__Task directions__: State the number of lines below in which the word "социальной" appears. Nothing else belongs in the answer.

__Material for this exercise__:
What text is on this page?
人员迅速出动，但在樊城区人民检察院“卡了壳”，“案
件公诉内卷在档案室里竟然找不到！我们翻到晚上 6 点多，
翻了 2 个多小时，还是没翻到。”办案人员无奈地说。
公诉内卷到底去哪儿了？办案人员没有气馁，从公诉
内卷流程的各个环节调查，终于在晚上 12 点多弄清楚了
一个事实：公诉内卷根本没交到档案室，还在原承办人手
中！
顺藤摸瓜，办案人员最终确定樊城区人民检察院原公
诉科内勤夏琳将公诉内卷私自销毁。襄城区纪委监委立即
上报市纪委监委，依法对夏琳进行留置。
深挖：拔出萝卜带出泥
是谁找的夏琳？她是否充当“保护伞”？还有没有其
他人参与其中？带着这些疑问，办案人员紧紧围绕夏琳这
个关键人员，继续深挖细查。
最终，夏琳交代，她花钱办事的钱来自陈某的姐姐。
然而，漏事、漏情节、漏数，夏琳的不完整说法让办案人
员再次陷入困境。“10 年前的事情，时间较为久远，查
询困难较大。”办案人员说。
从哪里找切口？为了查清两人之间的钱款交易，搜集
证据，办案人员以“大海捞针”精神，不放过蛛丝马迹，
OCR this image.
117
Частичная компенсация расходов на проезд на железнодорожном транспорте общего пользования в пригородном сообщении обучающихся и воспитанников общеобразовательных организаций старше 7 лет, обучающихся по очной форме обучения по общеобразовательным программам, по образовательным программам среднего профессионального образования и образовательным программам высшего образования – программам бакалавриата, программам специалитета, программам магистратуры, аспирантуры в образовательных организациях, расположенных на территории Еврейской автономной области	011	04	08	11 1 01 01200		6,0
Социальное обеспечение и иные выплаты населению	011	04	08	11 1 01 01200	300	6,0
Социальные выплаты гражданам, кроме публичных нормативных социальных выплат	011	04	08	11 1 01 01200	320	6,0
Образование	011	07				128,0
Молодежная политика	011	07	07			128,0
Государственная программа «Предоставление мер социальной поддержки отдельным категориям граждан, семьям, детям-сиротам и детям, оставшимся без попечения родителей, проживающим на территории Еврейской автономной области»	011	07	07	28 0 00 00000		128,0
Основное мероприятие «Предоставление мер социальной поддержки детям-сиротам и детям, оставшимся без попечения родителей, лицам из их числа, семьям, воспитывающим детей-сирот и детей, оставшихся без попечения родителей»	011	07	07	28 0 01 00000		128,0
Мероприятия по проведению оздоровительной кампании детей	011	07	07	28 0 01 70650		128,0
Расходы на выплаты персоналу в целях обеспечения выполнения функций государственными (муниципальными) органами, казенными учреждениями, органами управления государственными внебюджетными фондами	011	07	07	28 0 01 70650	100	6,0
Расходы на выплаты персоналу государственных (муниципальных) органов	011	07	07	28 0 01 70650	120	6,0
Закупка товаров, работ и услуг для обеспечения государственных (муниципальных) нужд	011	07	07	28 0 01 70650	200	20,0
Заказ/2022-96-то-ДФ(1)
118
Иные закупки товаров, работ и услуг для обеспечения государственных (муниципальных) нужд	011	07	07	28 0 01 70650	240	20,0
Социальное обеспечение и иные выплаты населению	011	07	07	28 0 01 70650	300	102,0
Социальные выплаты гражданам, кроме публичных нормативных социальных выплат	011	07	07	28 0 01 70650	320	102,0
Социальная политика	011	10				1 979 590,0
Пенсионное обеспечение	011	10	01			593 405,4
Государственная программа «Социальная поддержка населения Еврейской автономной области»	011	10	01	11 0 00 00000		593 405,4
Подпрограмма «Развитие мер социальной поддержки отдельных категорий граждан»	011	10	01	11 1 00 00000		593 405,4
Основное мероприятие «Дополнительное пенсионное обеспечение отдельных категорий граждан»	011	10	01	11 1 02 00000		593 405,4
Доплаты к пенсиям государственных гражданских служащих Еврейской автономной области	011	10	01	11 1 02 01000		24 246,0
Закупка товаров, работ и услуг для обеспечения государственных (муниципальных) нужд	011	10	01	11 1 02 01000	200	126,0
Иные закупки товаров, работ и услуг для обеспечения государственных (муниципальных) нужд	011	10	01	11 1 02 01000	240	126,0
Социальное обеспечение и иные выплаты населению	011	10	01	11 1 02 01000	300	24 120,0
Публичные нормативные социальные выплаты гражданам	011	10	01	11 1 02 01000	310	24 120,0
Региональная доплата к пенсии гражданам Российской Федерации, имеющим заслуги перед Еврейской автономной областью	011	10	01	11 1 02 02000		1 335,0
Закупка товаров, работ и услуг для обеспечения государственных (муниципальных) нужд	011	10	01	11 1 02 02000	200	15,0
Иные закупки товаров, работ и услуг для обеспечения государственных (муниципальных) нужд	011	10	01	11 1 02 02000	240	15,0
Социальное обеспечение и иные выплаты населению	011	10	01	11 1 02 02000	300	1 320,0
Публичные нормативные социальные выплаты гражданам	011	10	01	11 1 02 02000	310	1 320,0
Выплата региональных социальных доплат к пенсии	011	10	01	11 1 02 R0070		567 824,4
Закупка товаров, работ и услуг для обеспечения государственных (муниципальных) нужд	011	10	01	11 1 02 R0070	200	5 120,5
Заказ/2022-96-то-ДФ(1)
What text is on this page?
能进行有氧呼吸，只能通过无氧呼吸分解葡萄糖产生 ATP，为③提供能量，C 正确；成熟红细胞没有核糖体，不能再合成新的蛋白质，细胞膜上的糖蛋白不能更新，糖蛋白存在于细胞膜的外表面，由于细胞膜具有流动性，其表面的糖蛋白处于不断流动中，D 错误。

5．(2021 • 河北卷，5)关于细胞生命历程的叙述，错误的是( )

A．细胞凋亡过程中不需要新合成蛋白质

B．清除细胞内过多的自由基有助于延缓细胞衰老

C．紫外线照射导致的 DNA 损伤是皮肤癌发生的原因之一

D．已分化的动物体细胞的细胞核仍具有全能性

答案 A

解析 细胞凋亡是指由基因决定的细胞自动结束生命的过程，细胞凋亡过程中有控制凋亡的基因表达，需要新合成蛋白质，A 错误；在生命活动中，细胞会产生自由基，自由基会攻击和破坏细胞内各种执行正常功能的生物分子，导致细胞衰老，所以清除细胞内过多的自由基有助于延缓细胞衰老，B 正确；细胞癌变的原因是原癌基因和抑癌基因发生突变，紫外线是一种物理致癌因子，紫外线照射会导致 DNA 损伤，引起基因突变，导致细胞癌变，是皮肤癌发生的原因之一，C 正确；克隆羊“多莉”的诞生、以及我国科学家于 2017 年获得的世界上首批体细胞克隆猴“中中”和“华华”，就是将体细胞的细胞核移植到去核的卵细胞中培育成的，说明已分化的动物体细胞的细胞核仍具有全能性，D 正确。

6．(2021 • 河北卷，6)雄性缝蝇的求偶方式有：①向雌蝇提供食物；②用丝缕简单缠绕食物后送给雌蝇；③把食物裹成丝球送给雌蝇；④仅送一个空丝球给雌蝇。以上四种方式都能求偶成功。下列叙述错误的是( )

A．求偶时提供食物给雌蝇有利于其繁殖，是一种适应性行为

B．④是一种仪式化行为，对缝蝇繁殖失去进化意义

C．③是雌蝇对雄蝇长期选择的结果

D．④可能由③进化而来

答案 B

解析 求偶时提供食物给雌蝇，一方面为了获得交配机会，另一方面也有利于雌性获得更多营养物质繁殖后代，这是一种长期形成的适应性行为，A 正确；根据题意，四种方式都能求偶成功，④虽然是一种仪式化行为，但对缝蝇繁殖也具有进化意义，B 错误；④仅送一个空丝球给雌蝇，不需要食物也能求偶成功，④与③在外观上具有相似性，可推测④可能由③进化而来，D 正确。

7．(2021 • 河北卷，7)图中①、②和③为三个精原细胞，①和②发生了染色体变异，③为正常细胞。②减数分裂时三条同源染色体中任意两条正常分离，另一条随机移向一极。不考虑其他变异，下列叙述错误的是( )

__Task result__: 3